_MATERIAL FOR THE TASK_
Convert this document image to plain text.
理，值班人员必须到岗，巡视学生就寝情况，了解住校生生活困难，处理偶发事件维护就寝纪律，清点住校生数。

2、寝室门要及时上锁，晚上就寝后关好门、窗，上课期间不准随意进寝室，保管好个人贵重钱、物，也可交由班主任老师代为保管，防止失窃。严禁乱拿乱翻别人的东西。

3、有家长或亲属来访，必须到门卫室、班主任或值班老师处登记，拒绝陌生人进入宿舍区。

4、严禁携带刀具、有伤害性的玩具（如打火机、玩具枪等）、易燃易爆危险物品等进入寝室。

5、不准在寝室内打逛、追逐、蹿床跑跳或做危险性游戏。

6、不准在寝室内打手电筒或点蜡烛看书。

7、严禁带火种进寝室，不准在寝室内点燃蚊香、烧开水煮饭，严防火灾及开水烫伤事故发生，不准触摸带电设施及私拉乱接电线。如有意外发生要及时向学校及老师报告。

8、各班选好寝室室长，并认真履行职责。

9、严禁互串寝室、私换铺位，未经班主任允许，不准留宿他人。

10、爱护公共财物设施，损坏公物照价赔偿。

_EXERCISE DETAILS_
Return the entries above exactly, each one complete.

_WRITTEN RESPONSE_
Convert this document image to plain text.
理，值班人员必须到岗，巡视学生就寝情况，了解住校生生活困难，处理偶发事件维护就寝纪律，清点住校生数。

2、寝室门要及时上锁，晚上就寝后关好门、窗，上课期间不准随意进寝室，保管好个人贵重钱、物，也可交由班主任老师代为保管，防止失窃。严禁乱拿乱翻别人的东西。

3、有家长或亲属来访，必须到门卫室、班主任或值班老师处登记，拒绝陌生人进入宿舍区。

4、严禁携带刀具、有伤害性的玩具（如打火机、玩具枪等）、易燃易爆危险物品等进入寝室。

5、不准在寝室内打逛、追逐、蹿床跑跳或做危险性游戏。

6、不准在寝室内打手电筒或点蜡烛看书。

7、严禁带火种进寝室，不准在寝室内点燃蚊香、烧开水煮饭，严防火灾及开水烫伤事故发生，不准触摸带电设施及私拉乱接电线。如有意外发生要及时向学校及老师报告。

8、各班选好寝室室长，并认真履行职责。

9、严禁互串寝室、私换铺位，未经班主任允许，不准留宿他人。

10、爱护公共财物设施，损坏公物照价赔偿。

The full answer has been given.